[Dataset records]
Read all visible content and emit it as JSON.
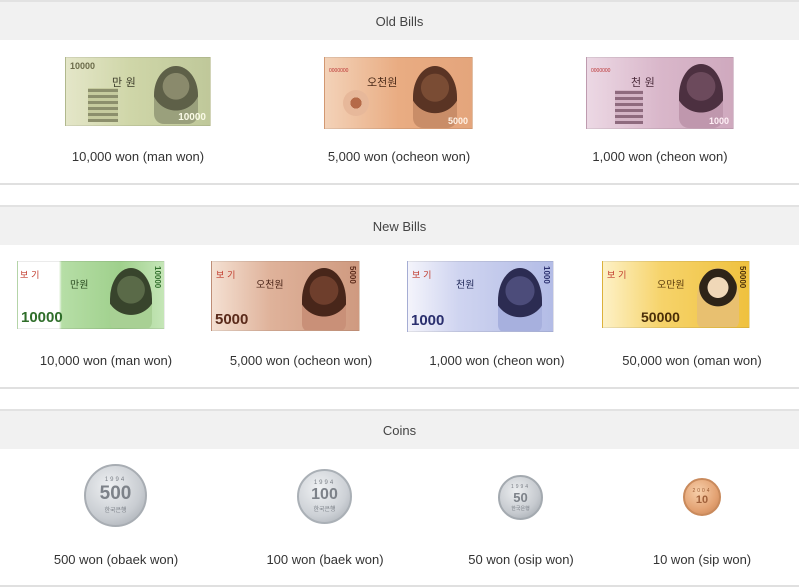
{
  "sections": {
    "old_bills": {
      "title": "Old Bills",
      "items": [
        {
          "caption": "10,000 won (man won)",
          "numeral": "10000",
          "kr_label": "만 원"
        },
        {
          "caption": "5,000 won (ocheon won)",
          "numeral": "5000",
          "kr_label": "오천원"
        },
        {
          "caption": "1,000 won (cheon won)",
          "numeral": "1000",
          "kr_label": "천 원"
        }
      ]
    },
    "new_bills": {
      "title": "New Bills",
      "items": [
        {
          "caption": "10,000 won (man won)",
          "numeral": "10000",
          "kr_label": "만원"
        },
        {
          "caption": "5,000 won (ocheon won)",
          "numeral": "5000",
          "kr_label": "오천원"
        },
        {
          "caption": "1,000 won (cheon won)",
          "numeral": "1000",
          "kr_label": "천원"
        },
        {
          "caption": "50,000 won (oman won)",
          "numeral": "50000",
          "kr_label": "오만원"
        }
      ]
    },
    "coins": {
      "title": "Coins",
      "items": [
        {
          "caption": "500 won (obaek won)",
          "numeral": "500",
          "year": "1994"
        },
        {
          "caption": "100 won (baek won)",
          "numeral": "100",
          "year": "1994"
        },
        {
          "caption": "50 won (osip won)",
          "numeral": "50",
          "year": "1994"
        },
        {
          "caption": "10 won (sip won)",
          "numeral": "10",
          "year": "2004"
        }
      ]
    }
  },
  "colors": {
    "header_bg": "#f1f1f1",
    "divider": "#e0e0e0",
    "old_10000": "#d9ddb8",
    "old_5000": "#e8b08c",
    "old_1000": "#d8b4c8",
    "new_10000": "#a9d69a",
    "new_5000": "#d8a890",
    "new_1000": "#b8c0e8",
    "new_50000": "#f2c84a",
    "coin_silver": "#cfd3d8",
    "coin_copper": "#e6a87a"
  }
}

EXERCISE: Give every record back exactly as it reads, with no images.

WORKED ANSWER:
Read all visible content and emit it as JSON.
{
  "sections": {
    "old_bills": {
      "title": "Old Bills",
      "items": [
        {
          "caption": "10,000 won (man won)",
          "numeral": "10000",
          "kr_label": "만 원"
        },
        {
          "caption": "5,000 won (ocheon won)",
          "numeral": "5000",
          "kr_label": "오천원"
        },
        {
          "caption": "1,000 won (cheon won)",
          "numeral": "1000",
          "kr_label": "천 원"
        }
      ]
    },
    "new_bills": {
      "title": "New Bills",
      "items": [
        {
          "caption": "10,000 won (man won)",
          "numeral": "10000",
          "kr_label": "만원"
        },
        {
          "caption": "5,000 won (ocheon won)",
          "numeral": "5000",
          "kr_label": "오천원"
        },
        {
          "caption": "1,000 won (cheon won)",
          "numeral": "1000",
          "kr_label": "천원"
        },
        {
          "caption": "50,000 won (oman won)",
          "numeral": "50000",
          "kr_label": "오만원"
        }
      ]
    },
    "coins": {
      "title": "Coins",
      "items": [
        {
          "caption": "500 won (obaek won)",
          "numeral": "500",
          "year": "1994"
        },
        {
          "caption": "100 won (baek won)",
          "numeral": "100",
          "year": "1994"
        },
        {
          "caption": "50 won (osip won)",
          "numeral": "50",
          "year": "1994"
        },
        {
          "caption": "10 won (sip won)",
          "numeral": "10",
          "year": "2004"
        }
      ]
    }
  },
  "colors": {
    "header_bg": "#f1f1f1",
    "divider": "#e0e0e0",
    "old_10000": "#d9ddb8",
    "old_5000": "#e8b08c",
    "old_1000": "#d8b4c8",
    "new_10000": "#a9d69a",
    "new_5000": "#d8a890",
    "new_1000": "#b8c0e8",
    "new_50000": "#f2c84a",
    "coin_silver": "#cfd3d8",
    "coin_copper": "#e6a87a"
  }
}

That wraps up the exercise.